Dataset records:
'''
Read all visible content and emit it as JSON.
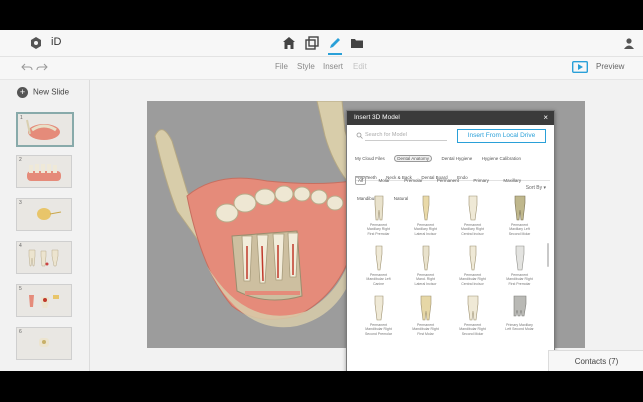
{
  "topbar": {
    "brand": "iD"
  },
  "toolbar": {
    "menu": [
      "File",
      "Style",
      "Insert",
      "Edit"
    ],
    "preview_label": "Preview"
  },
  "sidebar": {
    "new_slide_label": "New Slide",
    "slides": [
      "1",
      "2",
      "3",
      "4",
      "5",
      "6"
    ]
  },
  "modal": {
    "title": "Insert 3D Model",
    "close_label": "×",
    "search_placeholder": "Search for Model",
    "insert_local_label": "Insert From Local Drive",
    "tags": [
      "My Cloud Files",
      "Dental Anatomy",
      "Dental Hygiene",
      "Hygiene Calibration",
      "Prep Teeth",
      "Neck & Back",
      "Dental Board",
      "Endo"
    ],
    "active_tag": "Dental Anatomy",
    "filters": [
      "All",
      "Molar",
      "Premolar",
      "Permanent",
      "Primary",
      "Maxillary",
      "Mandibular",
      "Natural"
    ],
    "active_filter": "All",
    "sort_label": "Sort By ▾",
    "models": [
      {
        "l1": "Permanent",
        "l2": "Maxillary Right",
        "l3": "First Premolar"
      },
      {
        "l1": "Permanent",
        "l2": "Maxillary Right",
        "l3": "Lateral Incisor"
      },
      {
        "l1": "Permanent",
        "l2": "Maxillary Right",
        "l3": "Central Incisor"
      },
      {
        "l1": "Permanent",
        "l2": "Maxillary Left",
        "l3": "Second Molar"
      },
      {
        "l1": "Permanent",
        "l2": "Mandibular Left",
        "l3": "Canine"
      },
      {
        "l1": "Permanent",
        "l2": "Mand. Right",
        "l3": "Lateral Incisor"
      },
      {
        "l1": "Permanent",
        "l2": "Mandibular Right",
        "l3": "Central Incisor"
      },
      {
        "l1": "Permanent",
        "l2": "Mandibular Right",
        "l3": "First Premolar"
      },
      {
        "l1": "Permanent",
        "l2": "Mandibular Right",
        "l3": "Second Premolar"
      },
      {
        "l1": "Permanent",
        "l2": "Mandibular Right",
        "l3": "First Molar"
      },
      {
        "l1": "Permanent",
        "l2": "Mandibular Right",
        "l3": "Second Molar"
      },
      {
        "l1": "Primary Maxillary",
        "l2": "Left Second Molar",
        "l3": ""
      }
    ]
  },
  "contacts_label": "Contacts (7)",
  "colors": {
    "accent": "#2aa0d8",
    "gum": "#e58b7a",
    "bone": "#d9cfb0"
  }
}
'''
(Task) Repeat the records word for word. Any picture in them should be left out.

(The completed task)
Read all visible content and emit it as JSON.
{
  "topbar": {
    "brand": "iD"
  },
  "toolbar": {
    "menu": [
      "File",
      "Style",
      "Insert",
      "Edit"
    ],
    "preview_label": "Preview"
  },
  "sidebar": {
    "new_slide_label": "New Slide",
    "slides": [
      "1",
      "2",
      "3",
      "4",
      "5",
      "6"
    ]
  },
  "modal": {
    "title": "Insert 3D Model",
    "close_label": "×",
    "search_placeholder": "Search for Model",
    "insert_local_label": "Insert From Local Drive",
    "tags": [
      "My Cloud Files",
      "Dental Anatomy",
      "Dental Hygiene",
      "Hygiene Calibration",
      "Prep Teeth",
      "Neck & Back",
      "Dental Board",
      "Endo"
    ],
    "active_tag": "Dental Anatomy",
    "filters": [
      "All",
      "Molar",
      "Premolar",
      "Permanent",
      "Primary",
      "Maxillary",
      "Mandibular",
      "Natural"
    ],
    "active_filter": "All",
    "sort_label": "Sort By ▾",
    "models": [
      {
        "l1": "Permanent",
        "l2": "Maxillary Right",
        "l3": "First Premolar"
      },
      {
        "l1": "Permanent",
        "l2": "Maxillary Right",
        "l3": "Lateral Incisor"
      },
      {
        "l1": "Permanent",
        "l2": "Maxillary Right",
        "l3": "Central Incisor"
      },
      {
        "l1": "Permanent",
        "l2": "Maxillary Left",
        "l3": "Second Molar"
      },
      {
        "l1": "Permanent",
        "l2": "Mandibular Left",
        "l3": "Canine"
      },
      {
        "l1": "Permanent",
        "l2": "Mand. Right",
        "l3": "Lateral Incisor"
      },
      {
        "l1": "Permanent",
        "l2": "Mandibular Right",
        "l3": "Central Incisor"
      },
      {
        "l1": "Permanent",
        "l2": "Mandibular Right",
        "l3": "First Premolar"
      },
      {
        "l1": "Permanent",
        "l2": "Mandibular Right",
        "l3": "Second Premolar"
      },
      {
        "l1": "Permanent",
        "l2": "Mandibular Right",
        "l3": "First Molar"
      },
      {
        "l1": "Permanent",
        "l2": "Mandibular Right",
        "l3": "Second Molar"
      },
      {
        "l1": "Primary Maxillary",
        "l2": "Left Second Molar",
        "l3": ""
      }
    ]
  },
  "contacts_label": "Contacts (7)",
  "colors": {
    "accent": "#2aa0d8",
    "gum": "#e58b7a",
    "bone": "#d9cfb0"
  }
}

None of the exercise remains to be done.